Exercise: Check each line of the material below for the string "share", then report how many lines have it, and nothing else.
— Begin —
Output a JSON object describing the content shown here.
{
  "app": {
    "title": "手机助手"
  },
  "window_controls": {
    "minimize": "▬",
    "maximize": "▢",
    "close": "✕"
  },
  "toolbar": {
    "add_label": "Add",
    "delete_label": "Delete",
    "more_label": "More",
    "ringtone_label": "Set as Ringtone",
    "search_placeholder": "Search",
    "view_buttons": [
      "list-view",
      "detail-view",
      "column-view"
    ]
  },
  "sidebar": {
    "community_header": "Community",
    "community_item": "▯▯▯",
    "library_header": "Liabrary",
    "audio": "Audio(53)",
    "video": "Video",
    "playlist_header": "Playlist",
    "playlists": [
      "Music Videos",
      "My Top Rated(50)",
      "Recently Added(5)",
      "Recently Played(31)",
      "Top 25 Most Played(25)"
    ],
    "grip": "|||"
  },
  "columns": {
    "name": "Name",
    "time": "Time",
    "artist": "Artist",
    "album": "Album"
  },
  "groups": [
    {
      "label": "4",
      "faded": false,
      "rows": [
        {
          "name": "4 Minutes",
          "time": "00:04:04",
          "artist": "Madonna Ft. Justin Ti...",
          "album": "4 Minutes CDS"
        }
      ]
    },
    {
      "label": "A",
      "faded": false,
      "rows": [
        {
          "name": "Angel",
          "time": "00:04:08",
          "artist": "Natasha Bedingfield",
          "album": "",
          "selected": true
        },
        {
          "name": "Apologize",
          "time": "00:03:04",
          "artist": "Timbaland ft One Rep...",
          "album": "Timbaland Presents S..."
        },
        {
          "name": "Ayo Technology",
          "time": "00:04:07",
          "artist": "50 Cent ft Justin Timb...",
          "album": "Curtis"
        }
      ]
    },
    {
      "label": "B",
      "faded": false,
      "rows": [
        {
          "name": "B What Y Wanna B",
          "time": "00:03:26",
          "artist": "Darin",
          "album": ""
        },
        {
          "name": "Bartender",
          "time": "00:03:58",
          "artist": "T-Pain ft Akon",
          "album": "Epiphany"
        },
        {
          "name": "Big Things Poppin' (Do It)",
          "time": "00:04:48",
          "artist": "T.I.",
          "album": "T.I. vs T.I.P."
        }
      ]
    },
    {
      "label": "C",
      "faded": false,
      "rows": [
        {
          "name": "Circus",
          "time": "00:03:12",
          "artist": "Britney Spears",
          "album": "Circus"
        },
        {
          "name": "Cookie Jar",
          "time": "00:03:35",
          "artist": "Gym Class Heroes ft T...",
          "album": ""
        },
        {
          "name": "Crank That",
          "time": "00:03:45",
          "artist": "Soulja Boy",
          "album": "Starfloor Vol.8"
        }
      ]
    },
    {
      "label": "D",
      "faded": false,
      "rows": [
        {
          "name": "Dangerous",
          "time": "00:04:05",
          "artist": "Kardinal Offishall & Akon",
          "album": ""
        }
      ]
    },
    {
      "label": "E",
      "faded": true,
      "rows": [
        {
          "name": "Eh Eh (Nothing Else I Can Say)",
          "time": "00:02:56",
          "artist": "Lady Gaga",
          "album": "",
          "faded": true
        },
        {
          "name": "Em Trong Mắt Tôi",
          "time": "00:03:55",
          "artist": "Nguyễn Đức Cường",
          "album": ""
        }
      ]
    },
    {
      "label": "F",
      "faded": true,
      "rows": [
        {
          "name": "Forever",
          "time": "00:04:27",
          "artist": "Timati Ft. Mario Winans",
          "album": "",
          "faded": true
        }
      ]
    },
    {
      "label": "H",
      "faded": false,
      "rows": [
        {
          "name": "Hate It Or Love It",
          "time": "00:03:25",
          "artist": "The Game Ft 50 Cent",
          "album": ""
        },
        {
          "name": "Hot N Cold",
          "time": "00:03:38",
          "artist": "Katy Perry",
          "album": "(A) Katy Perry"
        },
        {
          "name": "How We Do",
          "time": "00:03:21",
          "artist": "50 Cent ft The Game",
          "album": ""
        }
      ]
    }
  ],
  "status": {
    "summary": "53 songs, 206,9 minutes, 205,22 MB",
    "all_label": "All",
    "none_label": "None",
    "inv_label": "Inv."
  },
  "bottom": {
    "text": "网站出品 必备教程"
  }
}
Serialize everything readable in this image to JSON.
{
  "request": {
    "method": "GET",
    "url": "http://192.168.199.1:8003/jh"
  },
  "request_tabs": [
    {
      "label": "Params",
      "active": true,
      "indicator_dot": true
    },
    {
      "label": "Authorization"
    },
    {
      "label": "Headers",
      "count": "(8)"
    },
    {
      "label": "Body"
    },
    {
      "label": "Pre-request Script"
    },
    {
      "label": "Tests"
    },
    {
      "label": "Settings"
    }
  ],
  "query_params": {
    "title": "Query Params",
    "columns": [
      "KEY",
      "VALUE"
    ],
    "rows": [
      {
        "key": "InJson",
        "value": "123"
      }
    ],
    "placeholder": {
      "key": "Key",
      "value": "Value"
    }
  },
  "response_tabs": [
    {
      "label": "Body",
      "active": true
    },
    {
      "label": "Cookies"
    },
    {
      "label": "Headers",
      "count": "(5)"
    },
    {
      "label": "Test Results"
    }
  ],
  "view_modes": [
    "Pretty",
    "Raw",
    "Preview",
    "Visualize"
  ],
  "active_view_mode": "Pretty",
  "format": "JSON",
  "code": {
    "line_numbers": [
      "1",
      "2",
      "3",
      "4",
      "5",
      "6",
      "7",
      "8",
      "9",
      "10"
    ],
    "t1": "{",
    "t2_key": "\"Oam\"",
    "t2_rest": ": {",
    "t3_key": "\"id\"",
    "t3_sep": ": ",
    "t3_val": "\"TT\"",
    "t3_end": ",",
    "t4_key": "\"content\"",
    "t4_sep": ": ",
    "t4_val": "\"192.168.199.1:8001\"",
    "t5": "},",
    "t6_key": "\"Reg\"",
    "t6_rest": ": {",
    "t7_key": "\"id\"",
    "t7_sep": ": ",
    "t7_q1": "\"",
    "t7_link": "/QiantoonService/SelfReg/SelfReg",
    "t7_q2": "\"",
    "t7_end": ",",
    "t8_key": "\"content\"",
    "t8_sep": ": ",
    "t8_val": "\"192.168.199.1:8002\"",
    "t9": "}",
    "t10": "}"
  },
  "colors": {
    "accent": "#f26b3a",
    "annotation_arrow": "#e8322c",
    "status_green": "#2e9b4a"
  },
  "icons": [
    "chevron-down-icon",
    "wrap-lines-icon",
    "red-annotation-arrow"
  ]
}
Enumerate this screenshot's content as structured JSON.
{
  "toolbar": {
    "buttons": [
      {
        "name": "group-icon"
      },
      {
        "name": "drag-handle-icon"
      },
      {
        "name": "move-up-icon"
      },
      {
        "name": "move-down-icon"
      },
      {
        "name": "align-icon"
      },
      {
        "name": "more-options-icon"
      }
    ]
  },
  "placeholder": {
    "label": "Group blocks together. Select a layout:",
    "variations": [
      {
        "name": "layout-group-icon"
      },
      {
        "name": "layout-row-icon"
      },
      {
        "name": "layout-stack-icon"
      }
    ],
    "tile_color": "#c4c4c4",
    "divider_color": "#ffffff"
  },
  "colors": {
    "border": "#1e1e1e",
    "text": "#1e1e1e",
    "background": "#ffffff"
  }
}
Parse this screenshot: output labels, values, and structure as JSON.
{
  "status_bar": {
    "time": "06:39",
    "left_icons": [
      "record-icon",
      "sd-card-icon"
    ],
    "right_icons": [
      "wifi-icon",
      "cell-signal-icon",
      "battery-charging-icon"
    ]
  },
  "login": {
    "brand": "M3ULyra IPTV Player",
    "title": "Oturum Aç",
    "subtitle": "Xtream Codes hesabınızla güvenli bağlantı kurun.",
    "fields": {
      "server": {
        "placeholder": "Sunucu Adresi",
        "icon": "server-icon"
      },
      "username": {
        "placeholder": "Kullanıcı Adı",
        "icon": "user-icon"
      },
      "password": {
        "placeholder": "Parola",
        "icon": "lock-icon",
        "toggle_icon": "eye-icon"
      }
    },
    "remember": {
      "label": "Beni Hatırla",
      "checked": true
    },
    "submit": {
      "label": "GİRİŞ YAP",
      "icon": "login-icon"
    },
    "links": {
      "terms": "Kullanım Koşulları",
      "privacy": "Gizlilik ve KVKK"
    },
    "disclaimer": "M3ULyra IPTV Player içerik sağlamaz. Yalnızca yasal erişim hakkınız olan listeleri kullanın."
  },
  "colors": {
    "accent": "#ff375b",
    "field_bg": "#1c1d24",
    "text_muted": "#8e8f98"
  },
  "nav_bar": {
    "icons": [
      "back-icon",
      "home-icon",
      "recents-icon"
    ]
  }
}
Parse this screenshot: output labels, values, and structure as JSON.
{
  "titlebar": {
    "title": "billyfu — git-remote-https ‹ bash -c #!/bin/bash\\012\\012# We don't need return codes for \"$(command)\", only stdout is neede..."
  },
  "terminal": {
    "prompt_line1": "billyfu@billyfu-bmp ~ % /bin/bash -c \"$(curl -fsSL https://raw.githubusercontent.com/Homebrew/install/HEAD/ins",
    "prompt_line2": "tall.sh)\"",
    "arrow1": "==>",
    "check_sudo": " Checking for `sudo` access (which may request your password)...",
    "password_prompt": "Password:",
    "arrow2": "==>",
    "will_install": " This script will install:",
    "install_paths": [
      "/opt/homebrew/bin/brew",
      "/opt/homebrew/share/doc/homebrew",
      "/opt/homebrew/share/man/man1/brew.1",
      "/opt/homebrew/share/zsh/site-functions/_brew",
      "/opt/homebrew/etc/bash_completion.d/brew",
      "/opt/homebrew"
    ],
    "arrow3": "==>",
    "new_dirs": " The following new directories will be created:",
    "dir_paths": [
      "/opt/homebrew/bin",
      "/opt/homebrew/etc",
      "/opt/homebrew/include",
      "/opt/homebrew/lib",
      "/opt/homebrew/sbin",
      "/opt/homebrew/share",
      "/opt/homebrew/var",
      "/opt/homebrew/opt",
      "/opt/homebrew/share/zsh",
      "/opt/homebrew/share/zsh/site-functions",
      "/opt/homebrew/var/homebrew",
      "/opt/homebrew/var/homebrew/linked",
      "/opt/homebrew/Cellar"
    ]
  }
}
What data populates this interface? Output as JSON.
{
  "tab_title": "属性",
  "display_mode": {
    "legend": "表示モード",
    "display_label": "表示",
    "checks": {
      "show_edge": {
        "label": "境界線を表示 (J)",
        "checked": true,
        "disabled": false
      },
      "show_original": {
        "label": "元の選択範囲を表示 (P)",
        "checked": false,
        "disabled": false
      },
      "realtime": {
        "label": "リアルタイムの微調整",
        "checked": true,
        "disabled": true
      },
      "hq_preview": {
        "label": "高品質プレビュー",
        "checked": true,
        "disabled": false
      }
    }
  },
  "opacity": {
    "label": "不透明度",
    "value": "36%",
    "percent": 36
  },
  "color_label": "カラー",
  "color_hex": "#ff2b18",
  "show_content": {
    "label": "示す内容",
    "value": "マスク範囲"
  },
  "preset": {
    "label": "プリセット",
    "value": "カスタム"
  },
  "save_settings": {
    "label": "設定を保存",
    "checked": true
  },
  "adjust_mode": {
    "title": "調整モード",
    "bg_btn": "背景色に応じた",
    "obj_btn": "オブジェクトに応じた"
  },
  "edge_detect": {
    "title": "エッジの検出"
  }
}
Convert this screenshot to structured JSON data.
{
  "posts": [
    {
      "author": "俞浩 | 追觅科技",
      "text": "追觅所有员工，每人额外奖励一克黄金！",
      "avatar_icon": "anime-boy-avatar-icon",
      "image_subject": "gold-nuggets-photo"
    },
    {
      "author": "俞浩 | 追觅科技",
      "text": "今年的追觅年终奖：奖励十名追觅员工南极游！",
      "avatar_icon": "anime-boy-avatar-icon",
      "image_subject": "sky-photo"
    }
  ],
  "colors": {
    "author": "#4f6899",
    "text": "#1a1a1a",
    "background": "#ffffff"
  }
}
— End —
Solution to this problem: 6